Exercise inputs →
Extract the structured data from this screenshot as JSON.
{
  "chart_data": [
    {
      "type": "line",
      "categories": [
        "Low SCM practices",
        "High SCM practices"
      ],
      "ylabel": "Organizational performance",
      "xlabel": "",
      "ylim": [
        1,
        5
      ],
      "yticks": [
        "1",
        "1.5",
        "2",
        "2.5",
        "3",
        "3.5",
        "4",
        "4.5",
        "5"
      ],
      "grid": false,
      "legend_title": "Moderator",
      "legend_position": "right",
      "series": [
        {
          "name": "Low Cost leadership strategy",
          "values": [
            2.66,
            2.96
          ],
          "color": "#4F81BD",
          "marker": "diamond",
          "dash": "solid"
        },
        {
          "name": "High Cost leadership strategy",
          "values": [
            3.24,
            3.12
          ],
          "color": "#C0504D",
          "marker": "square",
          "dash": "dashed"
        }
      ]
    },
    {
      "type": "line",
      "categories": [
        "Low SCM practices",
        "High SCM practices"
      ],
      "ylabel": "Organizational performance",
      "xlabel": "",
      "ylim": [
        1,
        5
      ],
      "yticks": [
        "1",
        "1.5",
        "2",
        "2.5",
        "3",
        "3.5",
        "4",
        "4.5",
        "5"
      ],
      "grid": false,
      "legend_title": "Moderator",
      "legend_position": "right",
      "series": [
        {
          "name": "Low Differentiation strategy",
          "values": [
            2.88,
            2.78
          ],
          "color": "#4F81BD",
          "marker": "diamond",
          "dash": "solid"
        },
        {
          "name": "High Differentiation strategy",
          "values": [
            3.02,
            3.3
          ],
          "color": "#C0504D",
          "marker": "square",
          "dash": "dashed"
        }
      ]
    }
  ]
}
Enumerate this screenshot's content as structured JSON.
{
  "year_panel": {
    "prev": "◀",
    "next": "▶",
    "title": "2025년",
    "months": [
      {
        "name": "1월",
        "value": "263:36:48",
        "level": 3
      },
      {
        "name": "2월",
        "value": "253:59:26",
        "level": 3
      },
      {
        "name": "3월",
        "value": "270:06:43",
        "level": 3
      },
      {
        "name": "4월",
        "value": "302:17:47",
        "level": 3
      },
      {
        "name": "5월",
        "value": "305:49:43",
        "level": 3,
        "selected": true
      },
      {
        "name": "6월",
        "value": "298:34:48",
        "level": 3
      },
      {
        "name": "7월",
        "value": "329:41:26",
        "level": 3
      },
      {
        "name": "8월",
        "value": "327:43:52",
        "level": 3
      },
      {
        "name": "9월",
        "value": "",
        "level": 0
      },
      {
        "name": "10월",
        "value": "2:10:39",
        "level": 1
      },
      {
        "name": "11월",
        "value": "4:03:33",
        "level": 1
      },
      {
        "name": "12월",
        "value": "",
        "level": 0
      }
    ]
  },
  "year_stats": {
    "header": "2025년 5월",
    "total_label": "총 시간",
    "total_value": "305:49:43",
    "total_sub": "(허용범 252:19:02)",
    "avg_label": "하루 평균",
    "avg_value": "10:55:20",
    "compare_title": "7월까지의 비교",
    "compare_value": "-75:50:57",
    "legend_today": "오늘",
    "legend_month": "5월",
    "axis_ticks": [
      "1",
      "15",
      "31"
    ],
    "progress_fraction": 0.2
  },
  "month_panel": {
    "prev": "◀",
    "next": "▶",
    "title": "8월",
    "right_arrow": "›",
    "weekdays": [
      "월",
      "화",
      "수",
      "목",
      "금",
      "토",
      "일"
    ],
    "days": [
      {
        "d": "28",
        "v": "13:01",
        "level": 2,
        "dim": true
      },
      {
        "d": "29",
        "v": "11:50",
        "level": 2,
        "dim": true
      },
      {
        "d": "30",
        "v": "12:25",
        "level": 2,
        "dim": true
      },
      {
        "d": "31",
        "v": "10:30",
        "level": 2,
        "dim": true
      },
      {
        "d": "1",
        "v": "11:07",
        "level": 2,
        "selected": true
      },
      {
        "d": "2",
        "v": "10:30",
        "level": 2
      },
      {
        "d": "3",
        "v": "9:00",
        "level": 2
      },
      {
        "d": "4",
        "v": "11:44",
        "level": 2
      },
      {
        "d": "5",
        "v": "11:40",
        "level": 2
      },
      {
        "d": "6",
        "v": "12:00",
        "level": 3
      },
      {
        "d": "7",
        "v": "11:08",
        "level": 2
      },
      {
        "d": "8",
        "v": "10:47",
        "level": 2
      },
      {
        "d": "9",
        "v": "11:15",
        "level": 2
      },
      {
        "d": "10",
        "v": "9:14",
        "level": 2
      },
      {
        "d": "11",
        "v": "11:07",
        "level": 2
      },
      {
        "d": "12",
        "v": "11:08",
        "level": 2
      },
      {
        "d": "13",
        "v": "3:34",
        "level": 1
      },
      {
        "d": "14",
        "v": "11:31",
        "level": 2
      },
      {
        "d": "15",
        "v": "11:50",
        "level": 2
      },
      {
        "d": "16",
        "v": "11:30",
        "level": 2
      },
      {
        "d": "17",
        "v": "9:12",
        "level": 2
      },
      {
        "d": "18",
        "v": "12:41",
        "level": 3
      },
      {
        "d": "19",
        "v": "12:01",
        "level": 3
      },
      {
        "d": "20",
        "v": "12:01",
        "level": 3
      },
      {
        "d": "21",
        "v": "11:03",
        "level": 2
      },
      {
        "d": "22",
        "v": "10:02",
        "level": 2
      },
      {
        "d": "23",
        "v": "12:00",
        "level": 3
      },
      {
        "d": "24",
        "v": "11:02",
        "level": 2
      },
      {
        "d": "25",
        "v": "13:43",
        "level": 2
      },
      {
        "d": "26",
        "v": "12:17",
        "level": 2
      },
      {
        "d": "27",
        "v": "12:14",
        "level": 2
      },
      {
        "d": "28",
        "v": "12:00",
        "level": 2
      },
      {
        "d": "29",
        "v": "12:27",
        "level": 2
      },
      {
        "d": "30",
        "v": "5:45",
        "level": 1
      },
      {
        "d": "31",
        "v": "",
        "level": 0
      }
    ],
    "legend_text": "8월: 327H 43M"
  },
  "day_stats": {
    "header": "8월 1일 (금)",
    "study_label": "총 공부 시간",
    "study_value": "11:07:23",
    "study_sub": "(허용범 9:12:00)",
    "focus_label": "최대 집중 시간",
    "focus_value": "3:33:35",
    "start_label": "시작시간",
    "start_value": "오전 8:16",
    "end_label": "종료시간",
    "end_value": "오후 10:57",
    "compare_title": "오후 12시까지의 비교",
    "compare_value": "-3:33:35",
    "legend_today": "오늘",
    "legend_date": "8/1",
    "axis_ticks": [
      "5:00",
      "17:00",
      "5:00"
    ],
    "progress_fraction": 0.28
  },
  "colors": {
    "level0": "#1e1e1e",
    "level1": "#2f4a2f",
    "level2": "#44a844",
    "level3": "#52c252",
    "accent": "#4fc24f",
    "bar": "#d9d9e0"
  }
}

Instructions to follow →
Go through the entries and return each line where the word "JSON" appears.

Solution for this problem →
Extract the structured data from this screenshot as JSON.
Enumerate this screenshot's content as structured JSON.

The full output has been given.